**WORK TO COMPLETE**
Return all the data, word for word.

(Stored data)
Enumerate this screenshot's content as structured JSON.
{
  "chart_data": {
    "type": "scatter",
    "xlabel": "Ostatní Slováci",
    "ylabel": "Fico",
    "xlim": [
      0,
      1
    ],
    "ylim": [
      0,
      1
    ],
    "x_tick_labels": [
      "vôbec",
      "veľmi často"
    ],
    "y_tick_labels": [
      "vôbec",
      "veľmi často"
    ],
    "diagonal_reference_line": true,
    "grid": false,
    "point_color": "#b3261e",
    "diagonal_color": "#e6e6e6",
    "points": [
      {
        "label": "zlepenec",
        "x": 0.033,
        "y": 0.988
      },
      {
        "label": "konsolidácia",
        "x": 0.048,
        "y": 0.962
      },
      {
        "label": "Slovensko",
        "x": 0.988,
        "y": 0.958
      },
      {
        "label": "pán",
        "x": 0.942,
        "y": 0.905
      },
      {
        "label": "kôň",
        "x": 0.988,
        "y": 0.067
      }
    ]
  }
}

**CORRECT RESPONSE**
Enumerate this screenshot's content as structured JSON.
{
  "chart_data": {
    "type": "scatter",
    "xlabel": "Ostatní Slováci",
    "ylabel": "Fico",
    "xlim": [
      0,
      1
    ],
    "ylim": [
      0,
      1
    ],
    "x_tick_labels": [
      "vôbec",
      "veľmi často"
    ],
    "y_tick_labels": [
      "vôbec",
      "veľmi často"
    ],
    "diagonal_reference_line": true,
    "grid": false,
    "point_color": "#b3261e",
    "diagonal_color": "#e6e6e6",
    "points": [
      {
        "label": "zlepenec",
        "x": 0.033,
        "y": 0.988
      },
      {
        "label": "konsolidácia",
        "x": 0.048,
        "y": 0.962
      },
      {
        "label": "Slovensko",
        "x": 0.988,
        "y": 0.958
      },
      {
        "label": "pán",
        "x": 0.942,
        "y": 0.905
      },
      {
        "label": "kôň",
        "x": 0.988,
        "y": 0.067
      }
    ]
  }
}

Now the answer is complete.